● GOAL:
Locate every line in the records below that contains the word "this", and copy each one.

****************

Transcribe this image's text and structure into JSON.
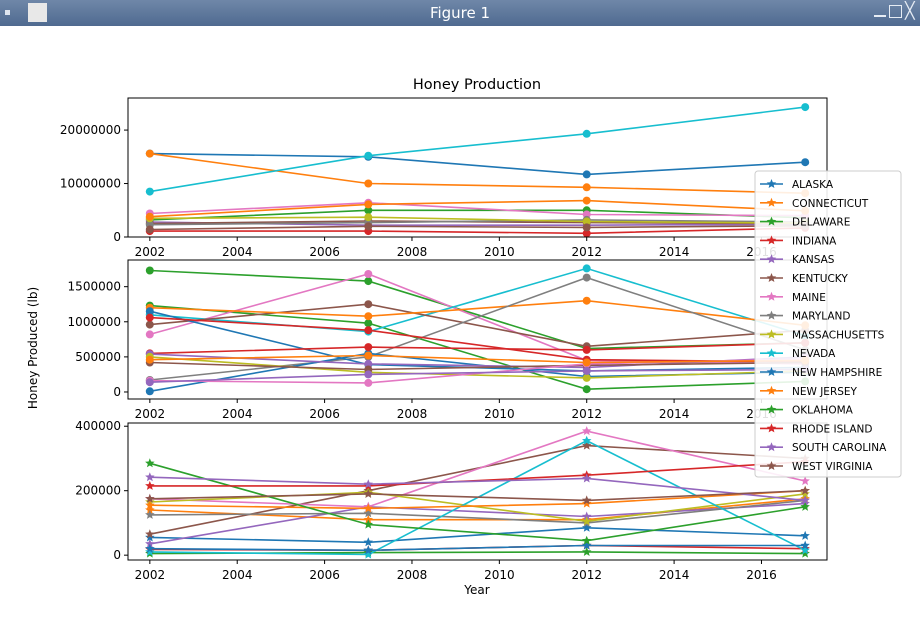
{
  "window": {
    "title": "Figure 1",
    "icons": {
      "app": "matplotlib-icon",
      "menu": "window-menu-icon",
      "minimize": "minimize-icon",
      "maximize": "maximize-icon",
      "close": "close-icon"
    }
  },
  "chart_data": {
    "type": "line",
    "title": "Honey Production",
    "xlabel": "Year",
    "ylabel": "Honey Produced (lb)",
    "x": [
      2002,
      2007,
      2012,
      2017
    ],
    "xticks": [
      2002,
      2004,
      2006,
      2008,
      2010,
      2012,
      2014,
      2016
    ],
    "legend": {
      "position": "right",
      "entries": [
        "ALASKA",
        "CONNECTICUT",
        "DELAWARE",
        "INDIANA",
        "KANSAS",
        "KENTUCKY",
        "MAINE",
        "MARYLAND",
        "MASSACHUSETTS",
        "NEVADA",
        "NEW HAMPSHIRE",
        "NEW JERSEY",
        "OKLAHOMA",
        "RHODE ISLAND",
        "SOUTH CAROLINA",
        "WEST VIRGINIA"
      ],
      "colors": [
        "#1f77b4",
        "#ff7f0e",
        "#2ca02c",
        "#d62728",
        "#9467bd",
        "#8c564b",
        "#e377c2",
        "#7f7f7f",
        "#bcbd22",
        "#17becf",
        "#1f77b4",
        "#ff7f0e",
        "#2ca02c",
        "#d62728",
        "#9467bd",
        "#8c564b"
      ],
      "marker": "star"
    },
    "panels": [
      {
        "marker": "circle",
        "ylim": [
          0,
          26000000
        ],
        "yticks": [
          0,
          10000000,
          20000000
        ],
        "yticklabels": [
          "0",
          "10000000",
          "20000000"
        ],
        "series": [
          {
            "color": "#1f77b4",
            "values": [
              15600000,
              15000000,
              11700000,
              14000000
            ]
          },
          {
            "color": "#ff7f0e",
            "values": [
              15600000,
              10000000,
              9300000,
              8200000
            ]
          },
          {
            "color": "#2ca02c",
            "values": [
              3200000,
              5000000,
              5000000,
              3600000
            ]
          },
          {
            "color": "#d62728",
            "values": [
              1100000,
              1100000,
              700000,
              1700000
            ]
          },
          {
            "color": "#9467bd",
            "values": [
              2800000,
              2200000,
              2200000,
              2400000
            ]
          },
          {
            "color": "#8c564b",
            "values": [
              2500000,
              3000000,
              2700000,
              2500000
            ]
          },
          {
            "color": "#e377c2",
            "values": [
              4400000,
              6400000,
              4200000,
              4000000
            ]
          },
          {
            "color": "#7f7f7f",
            "values": [
              2300000,
              2700000,
              3200000,
              2800000
            ]
          },
          {
            "color": "#bcbd22",
            "values": [
              3500000,
              3700000,
              2900000,
              2600000
            ]
          },
          {
            "color": "#17becf",
            "values": [
              8500000,
              15200000,
              19300000,
              24300000
            ]
          },
          {
            "color": "#ff7f0e",
            "values": [
              3800000,
              6100000,
              6800000,
              4900000
            ]
          },
          {
            "color": "#8c564b",
            "values": [
              1400000,
              2000000,
              1800000,
              2100000
            ]
          }
        ]
      },
      {
        "marker": "circle",
        "ylim": [
          -100000,
          1880000
        ],
        "yticks": [
          0,
          500000,
          1000000,
          1500000
        ],
        "yticklabels": [
          "0",
          "500000",
          "1000000",
          "1500000"
        ],
        "series": [
          {
            "color": "#2ca02c",
            "values": [
              1730000,
              1580000,
              620000,
              700000
            ]
          },
          {
            "color": "#2ca02c",
            "values": [
              1230000,
              980000,
              40000,
              150000
            ]
          },
          {
            "color": "#e377c2",
            "values": [
              820000,
              1680000,
              450000,
              400000
            ]
          },
          {
            "color": "#17becf",
            "values": [
              1100000,
              860000,
              1760000,
              800000
            ]
          },
          {
            "color": "#8c564b",
            "values": [
              960000,
              1250000,
              650000,
              880000
            ]
          },
          {
            "color": "#ff7f0e",
            "values": [
              1200000,
              1080000,
              1300000,
              950000
            ]
          },
          {
            "color": "#7f7f7f",
            "values": [
              170000,
              500000,
              1630000,
              600000
            ]
          },
          {
            "color": "#1f77b4",
            "values": [
              10000,
              550000,
              220000,
              280000
            ]
          },
          {
            "color": "#1f77b4",
            "values": [
              1150000,
              390000,
              300000,
              350000
            ]
          },
          {
            "color": "#d62728",
            "values": [
              1060000,
              880000,
              460000,
              430000
            ]
          },
          {
            "color": "#d62728",
            "values": [
              550000,
              640000,
              600000,
              700000
            ]
          },
          {
            "color": "#9467bd",
            "values": [
              540000,
              400000,
              350000,
              500000
            ]
          },
          {
            "color": "#bcbd22",
            "values": [
              500000,
              280000,
              200000,
              300000
            ]
          },
          {
            "color": "#8c564b",
            "values": [
              420000,
              320000,
              380000,
              420000
            ]
          },
          {
            "color": "#e377c2",
            "values": [
              160000,
              130000,
              400000,
              470000
            ]
          },
          {
            "color": "#ff7f0e",
            "values": [
              460000,
              520000,
              420000,
              450000
            ]
          },
          {
            "color": "#9467bd",
            "values": [
              140000,
              250000,
              300000,
              320000
            ]
          }
        ]
      },
      {
        "marker": "star",
        "ylim": [
          -15000,
          410000
        ],
        "yticks": [
          0,
          200000,
          400000
        ],
        "yticklabels": [
          "0",
          "200000",
          "400000"
        ],
        "series": [
          {
            "color": "#1f77b4",
            "values": [
              55000,
              40000,
              85000,
              60000
            ]
          },
          {
            "color": "#ff7f0e",
            "values": [
              140000,
              110000,
              110000,
              175000
            ]
          },
          {
            "color": "#2ca02c",
            "values": [
              5000,
              8000,
              10000,
              5000
            ]
          },
          {
            "color": "#d62728",
            "values": [
              18000,
              15000,
              30000,
              20000
            ]
          },
          {
            "color": "#9467bd",
            "values": [
              35000,
              150000,
              120000,
              160000
            ]
          },
          {
            "color": "#8c564b",
            "values": [
              65000,
              200000,
              340000,
              300000
            ]
          },
          {
            "color": "#e377c2",
            "values": [
              175000,
              150000,
              385000,
              230000
            ]
          },
          {
            "color": "#7f7f7f",
            "values": [
              125000,
              130000,
              100000,
              170000
            ]
          },
          {
            "color": "#bcbd22",
            "values": [
              165000,
              195000,
              105000,
              190000
            ]
          },
          {
            "color": "#17becf",
            "values": [
              10000,
              2000,
              355000,
              15000
            ]
          },
          {
            "color": "#1f77b4",
            "values": [
              20000,
              15000,
              30000,
              30000
            ]
          },
          {
            "color": "#ff7f0e",
            "values": [
              155000,
              145000,
              160000,
              200000
            ]
          },
          {
            "color": "#2ca02c",
            "values": [
              285000,
              95000,
              45000,
              150000
            ]
          },
          {
            "color": "#d62728",
            "values": [
              215000,
              215000,
              248000,
              290000
            ]
          },
          {
            "color": "#9467bd",
            "values": [
              242000,
              220000,
              238000,
              170000
            ]
          },
          {
            "color": "#8c564b",
            "values": [
              175000,
              190000,
              170000,
              200000
            ]
          }
        ]
      }
    ]
  }
}
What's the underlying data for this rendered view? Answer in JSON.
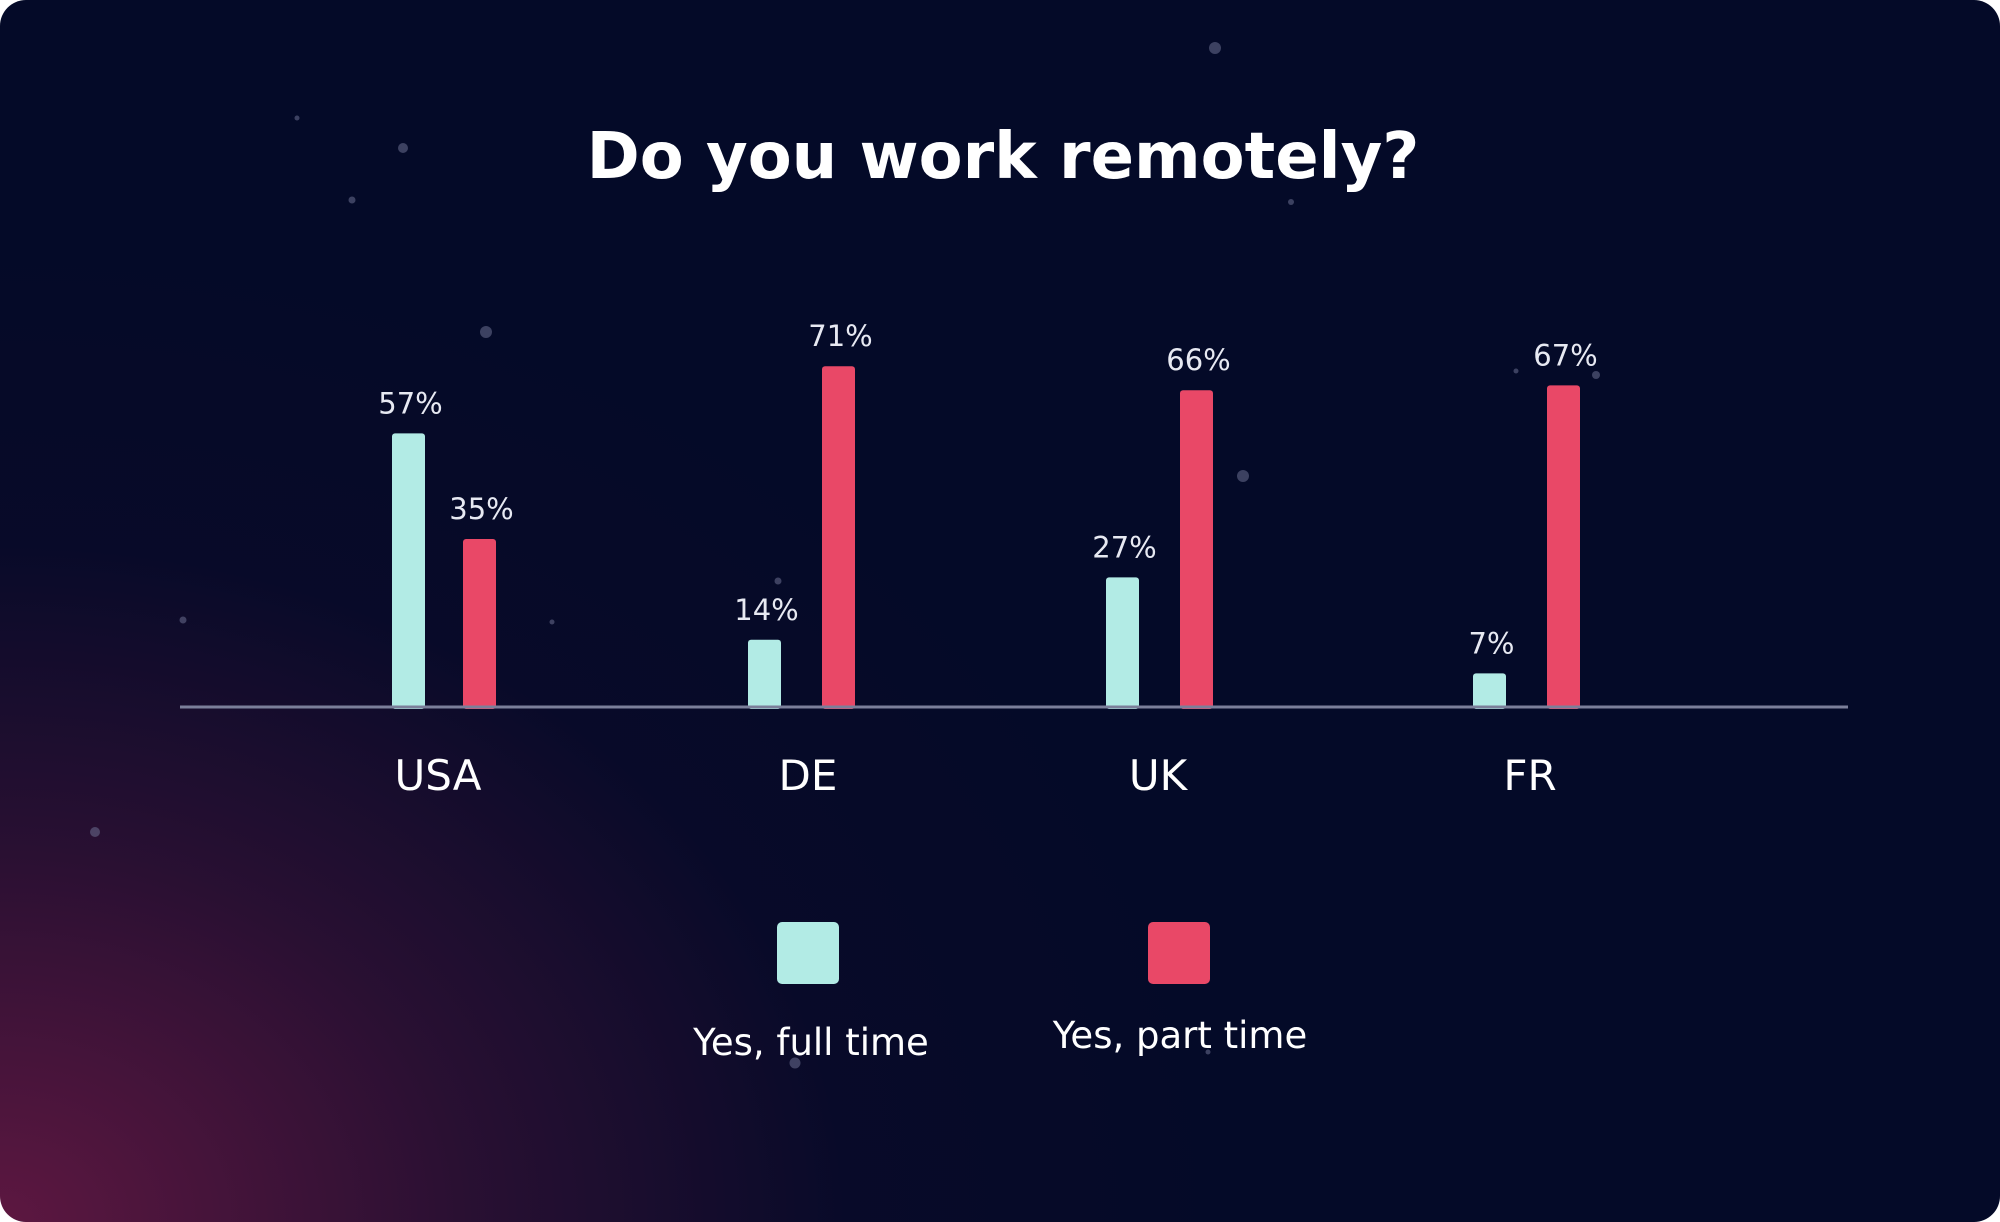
{
  "chart_data": {
    "type": "bar",
    "title": "Do you work remotely?",
    "categories": [
      "USA",
      "DE",
      "UK",
      "FR"
    ],
    "series": [
      {
        "name": "Yes, full time",
        "color": "#b2ebe5",
        "values": [
          57,
          14,
          27,
          7
        ],
        "labels": [
          "57%",
          "14%",
          "27%",
          "7%"
        ]
      },
      {
        "name": "Yes, part time",
        "color": "#e94867",
        "values": [
          35,
          71,
          66,
          67
        ],
        "labels": [
          "35%",
          "71%",
          "66%",
          "67%"
        ]
      }
    ],
    "xlabel": "",
    "ylabel": "",
    "ylim": [
      0,
      100
    ],
    "grid": false,
    "legend": "bottom",
    "axis_color": "#7b7f9a",
    "background": "#040a28"
  }
}
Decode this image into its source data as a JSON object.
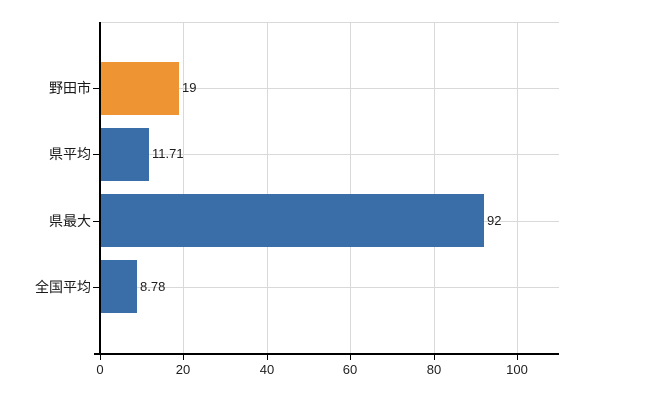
{
  "chart_data": {
    "type": "bar",
    "orientation": "horizontal",
    "title": "",
    "xlabel": "",
    "ylabel": "",
    "categories": [
      "野田市",
      "県平均",
      "県最大",
      "全国平均"
    ],
    "values": [
      19,
      11.71,
      92,
      8.78
    ],
    "value_labels": [
      "19",
      "11.71",
      "92",
      "8.78"
    ],
    "bar_colors": [
      "#ee9432",
      "#3a6ea9",
      "#3a6ea9",
      "#3a6ea9"
    ],
    "x_ticks": [
      0,
      20,
      40,
      60,
      80,
      100
    ],
    "x_tick_labels": [
      "0",
      "20",
      "40",
      "60",
      "80",
      "100"
    ],
    "xlim": [
      0,
      110
    ],
    "grid": true,
    "legend": "none",
    "colors": {
      "bar_orange": "#ee9432",
      "bar_blue": "#3a6ea9",
      "gridline": "#d9d9d9",
      "axis": "#000000",
      "text": "#1a1a1a",
      "background": "#ffffff"
    }
  }
}
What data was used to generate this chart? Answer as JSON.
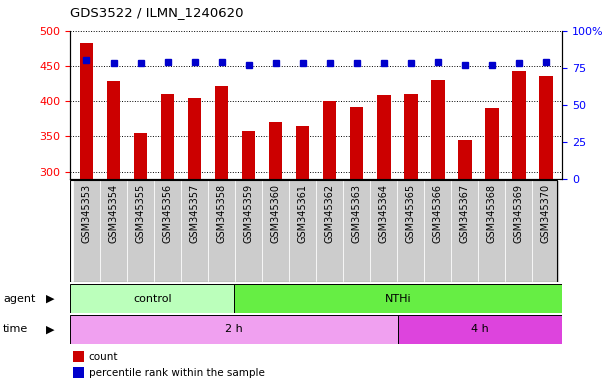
{
  "title": "GDS3522 / ILMN_1240620",
  "samples": [
    "GSM345353",
    "GSM345354",
    "GSM345355",
    "GSM345356",
    "GSM345357",
    "GSM345358",
    "GSM345359",
    "GSM345360",
    "GSM345361",
    "GSM345362",
    "GSM345363",
    "GSM345364",
    "GSM345365",
    "GSM345366",
    "GSM345367",
    "GSM345368",
    "GSM345369",
    "GSM345370"
  ],
  "counts": [
    483,
    428,
    355,
    410,
    405,
    422,
    358,
    370,
    365,
    400,
    392,
    408,
    410,
    430,
    345,
    390,
    443,
    436
  ],
  "percentile_ranks": [
    80,
    78,
    78,
    79,
    79,
    79,
    77,
    78,
    78,
    78,
    78,
    78,
    78,
    79,
    77,
    77,
    78,
    79
  ],
  "bar_color": "#cc0000",
  "dot_color": "#0000cc",
  "ylim_left": [
    290,
    500
  ],
  "ylim_right": [
    0,
    100
  ],
  "yticks_left": [
    300,
    350,
    400,
    450,
    500
  ],
  "yticks_right": [
    0,
    25,
    50,
    75,
    100
  ],
  "ytick_labels_right": [
    "0",
    "25",
    "50",
    "75",
    "100%"
  ],
  "agent_groups": [
    {
      "label": "control",
      "start": 0,
      "end": 6,
      "color": "#bbffbb"
    },
    {
      "label": "NTHi",
      "start": 6,
      "end": 18,
      "color": "#66ee44"
    }
  ],
  "time_groups": [
    {
      "label": "2 h",
      "start": 0,
      "end": 12,
      "color": "#f0a0f0"
    },
    {
      "label": "4 h",
      "start": 12,
      "end": 18,
      "color": "#dd44dd"
    }
  ],
  "legend_items": [
    {
      "label": "count",
      "color": "#cc0000"
    },
    {
      "label": "percentile rank within the sample",
      "color": "#0000cc"
    }
  ],
  "ticklabel_bg": "#cccccc",
  "plot_bg": "#ffffff",
  "fig_bg": "#ffffff"
}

****************

● THE RESULT:
Transcribe this image's text and structure into JSON.
What's the underlying data for this rendered view? Answer in JSON.
Decode this image into its source data as a JSON object.
What data was used to generate this chart? Answer as JSON.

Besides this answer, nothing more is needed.